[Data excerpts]

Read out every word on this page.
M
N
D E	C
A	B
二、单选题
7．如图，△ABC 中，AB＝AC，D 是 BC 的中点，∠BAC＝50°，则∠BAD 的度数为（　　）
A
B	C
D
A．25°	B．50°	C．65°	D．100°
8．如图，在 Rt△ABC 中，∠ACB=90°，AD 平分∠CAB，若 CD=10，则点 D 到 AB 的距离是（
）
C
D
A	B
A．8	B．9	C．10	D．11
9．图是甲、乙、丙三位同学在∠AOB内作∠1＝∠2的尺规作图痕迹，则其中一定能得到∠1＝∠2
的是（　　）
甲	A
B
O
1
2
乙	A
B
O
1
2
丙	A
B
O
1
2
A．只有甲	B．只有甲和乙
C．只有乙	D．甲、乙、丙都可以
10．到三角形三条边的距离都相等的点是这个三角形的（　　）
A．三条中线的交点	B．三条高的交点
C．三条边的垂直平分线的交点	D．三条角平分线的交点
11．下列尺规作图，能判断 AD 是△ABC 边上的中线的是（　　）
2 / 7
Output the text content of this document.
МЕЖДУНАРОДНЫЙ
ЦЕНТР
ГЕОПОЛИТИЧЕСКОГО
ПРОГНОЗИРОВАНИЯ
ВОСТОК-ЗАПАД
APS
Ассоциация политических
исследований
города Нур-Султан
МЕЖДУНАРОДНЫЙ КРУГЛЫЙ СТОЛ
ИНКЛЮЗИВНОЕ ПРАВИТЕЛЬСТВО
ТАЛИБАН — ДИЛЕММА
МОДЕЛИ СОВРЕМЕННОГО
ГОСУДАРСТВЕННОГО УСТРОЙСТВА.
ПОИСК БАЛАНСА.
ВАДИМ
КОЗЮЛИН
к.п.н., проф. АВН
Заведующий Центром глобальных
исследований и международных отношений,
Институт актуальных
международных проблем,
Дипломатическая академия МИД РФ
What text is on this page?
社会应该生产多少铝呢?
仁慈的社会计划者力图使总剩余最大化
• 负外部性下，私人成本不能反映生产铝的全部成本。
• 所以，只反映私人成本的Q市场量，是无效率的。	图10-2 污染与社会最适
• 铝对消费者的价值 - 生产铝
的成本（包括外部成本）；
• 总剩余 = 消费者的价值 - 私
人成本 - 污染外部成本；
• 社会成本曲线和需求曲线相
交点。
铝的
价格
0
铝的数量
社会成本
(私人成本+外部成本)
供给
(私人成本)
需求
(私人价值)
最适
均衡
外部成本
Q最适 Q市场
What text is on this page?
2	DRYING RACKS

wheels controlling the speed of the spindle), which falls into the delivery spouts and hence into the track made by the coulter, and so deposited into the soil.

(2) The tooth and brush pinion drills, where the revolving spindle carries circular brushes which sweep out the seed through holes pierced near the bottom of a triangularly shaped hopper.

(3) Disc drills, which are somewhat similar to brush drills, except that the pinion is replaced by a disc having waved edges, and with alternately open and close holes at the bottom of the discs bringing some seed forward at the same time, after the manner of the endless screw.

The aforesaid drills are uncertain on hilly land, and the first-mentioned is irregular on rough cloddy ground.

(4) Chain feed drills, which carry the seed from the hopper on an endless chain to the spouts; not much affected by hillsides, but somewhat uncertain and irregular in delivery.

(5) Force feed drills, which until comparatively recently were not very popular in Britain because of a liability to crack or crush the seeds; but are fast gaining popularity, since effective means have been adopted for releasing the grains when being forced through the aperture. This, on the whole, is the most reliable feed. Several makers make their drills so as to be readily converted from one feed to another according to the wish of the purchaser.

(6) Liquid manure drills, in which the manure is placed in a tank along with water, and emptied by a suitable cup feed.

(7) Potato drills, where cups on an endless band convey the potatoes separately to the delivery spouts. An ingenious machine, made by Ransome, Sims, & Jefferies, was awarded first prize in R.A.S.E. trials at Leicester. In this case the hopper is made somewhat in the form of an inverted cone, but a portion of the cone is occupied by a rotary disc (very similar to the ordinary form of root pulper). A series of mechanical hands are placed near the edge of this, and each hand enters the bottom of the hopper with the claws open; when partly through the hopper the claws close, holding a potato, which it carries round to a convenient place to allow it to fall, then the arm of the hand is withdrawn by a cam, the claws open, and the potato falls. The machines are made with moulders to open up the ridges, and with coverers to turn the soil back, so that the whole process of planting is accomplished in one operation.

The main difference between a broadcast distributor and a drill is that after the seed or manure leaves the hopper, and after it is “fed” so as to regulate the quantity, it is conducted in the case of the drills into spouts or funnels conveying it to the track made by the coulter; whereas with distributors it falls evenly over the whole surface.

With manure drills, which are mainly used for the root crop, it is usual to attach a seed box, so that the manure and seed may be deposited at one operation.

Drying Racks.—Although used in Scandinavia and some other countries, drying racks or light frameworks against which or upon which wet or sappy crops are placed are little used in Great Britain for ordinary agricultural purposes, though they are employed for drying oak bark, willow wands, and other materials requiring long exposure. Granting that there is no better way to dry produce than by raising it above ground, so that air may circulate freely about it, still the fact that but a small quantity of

STATED PROBLEM: Transcribe the whole listing exactly.

EXERCISE ANSWER:
Read out every word on this page.
M
N
D E	C
A	B
二、单选题
7．如图，△ABC 中，AB＝AC，D 是 BC 的中点，∠BAC＝50°，则∠BAD 的度数为（　　）
A
B	C
D
A．25°	B．50°	C．65°	D．100°
8．如图，在 Rt△ABC 中，∠ACB=90°，AD 平分∠CAB，若 CD=10，则点 D 到 AB 的距离是（
）
C
D
A	B
A．8	B．9	C．10	D．11
9．图是甲、乙、丙三位同学在∠AOB内作∠1＝∠2的尺规作图痕迹，则其中一定能得到∠1＝∠2
的是（　　）
甲	A
B
O
1
2
乙	A
B
O
1
2
丙	A
B
O
1
2
A．只有甲	B．只有甲和乙
C．只有乙	D．甲、乙、丙都可以
10．到三角形三条边的距离都相等的点是这个三角形的（　　）
A．三条中线的交点	B．三条高的交点
C．三条边的垂直平分线的交点	D．三条角平分线的交点
11．下列尺规作图，能判断 AD 是△ABC 边上的中线的是（　　）
2 / 7
Output the text content of this document.
МЕЖДУНАРОДНЫЙ
ЦЕНТР
ГЕОПОЛИТИЧЕСКОГО
ПРОГНОЗИРОВАНИЯ
ВОСТОК-ЗАПАД
APS
Ассоциация политических
исследований
города Нур-Султан
МЕЖДУНАРОДНЫЙ КРУГЛЫЙ СТОЛ
ИНКЛЮЗИВНОЕ ПРАВИТЕЛЬСТВО
ТАЛИБАН — ДИЛЕММА
МОДЕЛИ СОВРЕМЕННОГО
ГОСУДАРСТВЕННОГО УСТРОЙСТВА.
ПОИСК БАЛАНСА.
ВАДИМ
КОЗЮЛИН
к.п.н., проф. АВН
Заведующий Центром глобальных
исследований и международных отношений,
Институт актуальных
международных проблем,
Дипломатическая академия МИД РФ
What text is on this page?
社会应该生产多少铝呢?
仁慈的社会计划者力图使总剩余最大化
• 负外部性下，私人成本不能反映生产铝的全部成本。
• 所以，只反映私人成本的Q市场量，是无效率的。	图10-2 污染与社会最适
• 铝对消费者的价值 - 生产铝
的成本（包括外部成本）；
• 总剩余 = 消费者的价值 - 私
人成本 - 污染外部成本；
• 社会成本曲线和需求曲线相
交点。
铝的
价格
0
铝的数量
社会成本
(私人成本+外部成本)
供给
(私人成本)
需求
(私人价值)
最适
均衡
外部成本
Q最适 Q市场
What text is on this page?
2	DRYING RACKS

wheels controlling the speed of the spindle), which falls into the delivery spouts and hence into the track made by the coulter, and so deposited into the soil.

(2) The tooth and brush pinion drills, where the revolving spindle carries circular brushes which sweep out the seed through holes pierced near the bottom of a triangularly shaped hopper.

(3) Disc drills, which are somewhat similar to brush drills, except that the pinion is replaced by a disc having waved edges, and with alternately open and close holes at the bottom of the discs bringing some seed forward at the same time, after the manner of the endless screw.

The aforesaid drills are uncertain on hilly land, and the first-mentioned is irregular on rough cloddy ground.

(4) Chain feed drills, which carry the seed from the hopper on an endless chain to the spouts; not much affected by hillsides, but somewhat uncertain and irregular in delivery.

(5) Force feed drills, which until comparatively recently were not very popular in Britain because of a liability to crack or crush the seeds; but are fast gaining popularity, since effective means have been adopted for releasing the grains when being forced through the aperture. This, on the whole, is the most reliable feed. Several makers make their drills so as to be readily converted from one feed to another according to the wish of the purchaser.

(6) Liquid manure drills, in which the manure is placed in a tank along with water, and emptied by a suitable cup feed.

(7) Potato drills, where cups on an endless band convey the potatoes separately to the delivery spouts. An ingenious machine, made by Ransome, Sims, & Jefferies, was awarded first prize in R.A.S.E. trials at Leicester. In this case the hopper is made somewhat in the form of an inverted cone, but a portion of the cone is occupied by a rotary disc (very similar to the ordinary form of root pulper). A series of mechanical hands are placed near the edge of this, and each hand enters the bottom of the hopper with the claws open; when partly through the hopper the claws close, holding a potato, which it carries round to a convenient place to allow it to fall, then the arm of the hand is withdrawn by a cam, the claws open, and the potato falls. The machines are made with moulders to open up the ridges, and with coverers to turn the soil back, so that the whole process of planting is accomplished in one operation.

The main difference between a broadcast distributor and a drill is that after the seed or manure leaves the hopper, and after it is “fed” so as to regulate the quantity, it is conducted in the case of the drills into spouts or funnels conveying it to the track made by the coulter; whereas with distributors it falls evenly over the whole surface.

With manure drills, which are mainly used for the root crop, it is usual to attach a seed box, so that the manure and seed may be deposited at one operation.

Drying Racks.—Although used in Scandinavia and some other countries, drying racks or light frameworks against which or upon which wet or sappy crops are placed are little used in Great Britain for ordinary agricultural purposes, though they are employed for drying oak bark, willow wands, and other materials requiring long exposure. Granting that there is no better way to dry produce than by raising it above ground, so that air may circulate freely about it, still the fact that but a small quantity of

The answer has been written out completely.